[TASK OBJECTIVE] The records that follow must be reproduced in full, exactly as written.
##### SUPPLIED RECORDS
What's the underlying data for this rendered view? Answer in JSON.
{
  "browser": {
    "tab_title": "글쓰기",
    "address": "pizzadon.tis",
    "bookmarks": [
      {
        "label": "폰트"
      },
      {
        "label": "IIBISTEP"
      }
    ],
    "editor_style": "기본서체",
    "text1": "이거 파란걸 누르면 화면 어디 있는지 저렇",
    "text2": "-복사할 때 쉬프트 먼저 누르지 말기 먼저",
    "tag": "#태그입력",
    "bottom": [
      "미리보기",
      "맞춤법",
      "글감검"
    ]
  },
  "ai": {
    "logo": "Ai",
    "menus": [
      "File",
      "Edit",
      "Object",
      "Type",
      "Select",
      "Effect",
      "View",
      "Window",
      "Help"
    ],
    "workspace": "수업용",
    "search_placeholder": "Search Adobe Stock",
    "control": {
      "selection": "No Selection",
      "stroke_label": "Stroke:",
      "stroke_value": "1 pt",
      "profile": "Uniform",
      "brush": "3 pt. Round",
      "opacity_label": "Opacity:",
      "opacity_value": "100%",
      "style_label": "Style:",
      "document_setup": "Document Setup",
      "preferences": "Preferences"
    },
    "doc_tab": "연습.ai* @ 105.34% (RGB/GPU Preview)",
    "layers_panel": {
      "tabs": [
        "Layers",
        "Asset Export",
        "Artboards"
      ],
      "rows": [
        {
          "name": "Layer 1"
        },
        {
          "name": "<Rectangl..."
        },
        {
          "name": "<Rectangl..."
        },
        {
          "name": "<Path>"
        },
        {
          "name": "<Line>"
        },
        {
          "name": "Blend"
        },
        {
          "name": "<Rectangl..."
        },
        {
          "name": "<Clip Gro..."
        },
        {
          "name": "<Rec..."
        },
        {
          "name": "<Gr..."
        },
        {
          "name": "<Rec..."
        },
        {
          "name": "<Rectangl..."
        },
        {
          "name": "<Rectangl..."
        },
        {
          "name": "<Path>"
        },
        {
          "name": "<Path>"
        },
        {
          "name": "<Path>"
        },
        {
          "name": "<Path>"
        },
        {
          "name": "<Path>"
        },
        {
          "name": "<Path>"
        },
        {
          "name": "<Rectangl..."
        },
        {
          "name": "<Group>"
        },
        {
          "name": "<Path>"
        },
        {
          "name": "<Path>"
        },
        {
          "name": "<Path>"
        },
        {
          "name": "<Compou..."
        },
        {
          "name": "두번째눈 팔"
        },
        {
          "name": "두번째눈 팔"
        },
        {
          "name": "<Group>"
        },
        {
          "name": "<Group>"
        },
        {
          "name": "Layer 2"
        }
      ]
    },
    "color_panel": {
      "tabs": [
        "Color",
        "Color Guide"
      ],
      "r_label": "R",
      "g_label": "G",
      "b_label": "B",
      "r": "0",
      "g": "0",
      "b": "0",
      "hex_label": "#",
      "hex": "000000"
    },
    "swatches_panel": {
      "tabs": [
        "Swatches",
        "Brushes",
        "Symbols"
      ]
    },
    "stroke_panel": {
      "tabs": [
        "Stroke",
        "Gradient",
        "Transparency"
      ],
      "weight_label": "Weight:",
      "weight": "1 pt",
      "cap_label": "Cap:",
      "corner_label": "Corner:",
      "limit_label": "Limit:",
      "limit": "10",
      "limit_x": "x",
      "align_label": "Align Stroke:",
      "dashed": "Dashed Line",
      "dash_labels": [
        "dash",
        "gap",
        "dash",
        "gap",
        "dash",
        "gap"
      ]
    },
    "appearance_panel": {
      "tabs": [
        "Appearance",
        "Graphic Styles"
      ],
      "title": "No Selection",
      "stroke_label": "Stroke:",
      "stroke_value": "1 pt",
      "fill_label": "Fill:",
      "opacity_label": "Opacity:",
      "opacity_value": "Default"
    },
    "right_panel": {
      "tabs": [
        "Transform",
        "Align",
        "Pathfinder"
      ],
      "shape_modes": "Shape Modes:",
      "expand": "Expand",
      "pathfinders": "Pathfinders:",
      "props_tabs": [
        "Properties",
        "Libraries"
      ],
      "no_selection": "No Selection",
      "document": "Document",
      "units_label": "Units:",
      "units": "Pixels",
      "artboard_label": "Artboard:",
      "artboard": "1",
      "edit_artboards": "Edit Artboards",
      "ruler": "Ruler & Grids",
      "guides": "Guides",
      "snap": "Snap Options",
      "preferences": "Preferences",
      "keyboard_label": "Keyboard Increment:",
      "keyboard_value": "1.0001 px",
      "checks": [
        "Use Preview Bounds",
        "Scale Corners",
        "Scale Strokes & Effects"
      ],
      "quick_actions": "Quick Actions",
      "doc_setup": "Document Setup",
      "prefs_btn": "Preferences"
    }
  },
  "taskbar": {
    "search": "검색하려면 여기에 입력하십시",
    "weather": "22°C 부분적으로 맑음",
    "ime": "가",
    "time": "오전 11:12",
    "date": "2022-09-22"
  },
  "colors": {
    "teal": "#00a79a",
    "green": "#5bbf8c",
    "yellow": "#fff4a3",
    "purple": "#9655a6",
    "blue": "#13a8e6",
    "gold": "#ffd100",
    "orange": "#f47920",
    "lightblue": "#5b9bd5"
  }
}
##########
[SOLUTION FOR THIS TASK]
What's the underlying data for this rendered view? Answer in JSON.
{
  "browser": {
    "tab_title": "글쓰기",
    "address": "pizzadon.tis",
    "bookmarks": [
      {
        "label": "폰트"
      },
      {
        "label": "IIBISTEP"
      }
    ],
    "editor_style": "기본서체",
    "text1": "이거 파란걸 누르면 화면 어디 있는지 저렇",
    "text2": "-복사할 때 쉬프트 먼저 누르지 말기 먼저",
    "tag": "#태그입력",
    "bottom": [
      "미리보기",
      "맞춤법",
      "글감검"
    ]
  },
  "ai": {
    "logo": "Ai",
    "menus": [
      "File",
      "Edit",
      "Object",
      "Type",
      "Select",
      "Effect",
      "View",
      "Window",
      "Help"
    ],
    "workspace": "수업용",
    "search_placeholder": "Search Adobe Stock",
    "control": {
      "selection": "No Selection",
      "stroke_label": "Stroke:",
      "stroke_value": "1 pt",
      "profile": "Uniform",
      "brush": "3 pt. Round",
      "opacity_label": "Opacity:",
      "opacity_value": "100%",
      "style_label": "Style:",
      "document_setup": "Document Setup",
      "preferences": "Preferences"
    },
    "doc_tab": "연습.ai* @ 105.34% (RGB/GPU Preview)",
    "layers_panel": {
      "tabs": [
        "Layers",
        "Asset Export",
        "Artboards"
      ],
      "rows": [
        {
          "name": "Layer 1"
        },
        {
          "name": "<Rectangl..."
        },
        {
          "name": "<Rectangl..."
        },
        {
          "name": "<Path>"
        },
        {
          "name": "<Line>"
        },
        {
          "name": "Blend"
        },
        {
          "name": "<Rectangl..."
        },
        {
          "name": "<Clip Gro..."
        },
        {
          "name": "<Rec..."
        },
        {
          "name": "<Gr..."
        },
        {
          "name": "<Rec..."
        },
        {
          "name": "<Rectangl..."
        },
        {
          "name": "<Rectangl..."
        },
        {
          "name": "<Path>"
        },
        {
          "name": "<Path>"
        },
        {
          "name": "<Path>"
        },
        {
          "name": "<Path>"
        },
        {
          "name": "<Path>"
        },
        {
          "name": "<Path>"
        },
        {
          "name": "<Rectangl..."
        },
        {
          "name": "<Group>"
        },
        {
          "name": "<Path>"
        },
        {
          "name": "<Path>"
        },
        {
          "name": "<Path>"
        },
        {
          "name": "<Compou..."
        },
        {
          "name": "두번째눈 팔"
        },
        {
          "name": "두번째눈 팔"
        },
        {
          "name": "<Group>"
        },
        {
          "name": "<Group>"
        },
        {
          "name": "Layer 2"
        }
      ]
    },
    "color_panel": {
      "tabs": [
        "Color",
        "Color Guide"
      ],
      "r_label": "R",
      "g_label": "G",
      "b_label": "B",
      "r": "0",
      "g": "0",
      "b": "0",
      "hex_label": "#",
      "hex": "000000"
    },
    "swatches_panel": {
      "tabs": [
        "Swatches",
        "Brushes",
        "Symbols"
      ]
    },
    "stroke_panel": {
      "tabs": [
        "Stroke",
        "Gradient",
        "Transparency"
      ],
      "weight_label": "Weight:",
      "weight": "1 pt",
      "cap_label": "Cap:",
      "corner_label": "Corner:",
      "limit_label": "Limit:",
      "limit": "10",
      "limit_x": "x",
      "align_label": "Align Stroke:",
      "dashed": "Dashed Line",
      "dash_labels": [
        "dash",
        "gap",
        "dash",
        "gap",
        "dash",
        "gap"
      ]
    },
    "appearance_panel": {
      "tabs": [
        "Appearance",
        "Graphic Styles"
      ],
      "title": "No Selection",
      "stroke_label": "Stroke:",
      "stroke_value": "1 pt",
      "fill_label": "Fill:",
      "opacity_label": "Opacity:",
      "opacity_value": "Default"
    },
    "right_panel": {
      "tabs": [
        "Transform",
        "Align",
        "Pathfinder"
      ],
      "shape_modes": "Shape Modes:",
      "expand": "Expand",
      "pathfinders": "Pathfinders:",
      "props_tabs": [
        "Properties",
        "Libraries"
      ],
      "no_selection": "No Selection",
      "document": "Document",
      "units_label": "Units:",
      "units": "Pixels",
      "artboard_label": "Artboard:",
      "artboard": "1",
      "edit_artboards": "Edit Artboards",
      "ruler": "Ruler & Grids",
      "guides": "Guides",
      "snap": "Snap Options",
      "preferences": "Preferences",
      "keyboard_label": "Keyboard Increment:",
      "keyboard_value": "1.0001 px",
      "checks": [
        "Use Preview Bounds",
        "Scale Corners",
        "Scale Strokes & Effects"
      ],
      "quick_actions": "Quick Actions",
      "doc_setup": "Document Setup",
      "prefs_btn": "Preferences"
    }
  },
  "taskbar": {
    "search": "검색하려면 여기에 입력하십시",
    "weather": "22°C 부분적으로 맑음",
    "ime": "가",
    "time": "오전 11:12",
    "date": "2022-09-22"
  },
  "colors": {
    "teal": "#00a79a",
    "green": "#5bbf8c",
    "yellow": "#fff4a3",
    "purple": "#9655a6",
    "blue": "#13a8e6",
    "gold": "#ffd100",
    "orange": "#f47920",
    "lightblue": "#5b9bd5"
  }
}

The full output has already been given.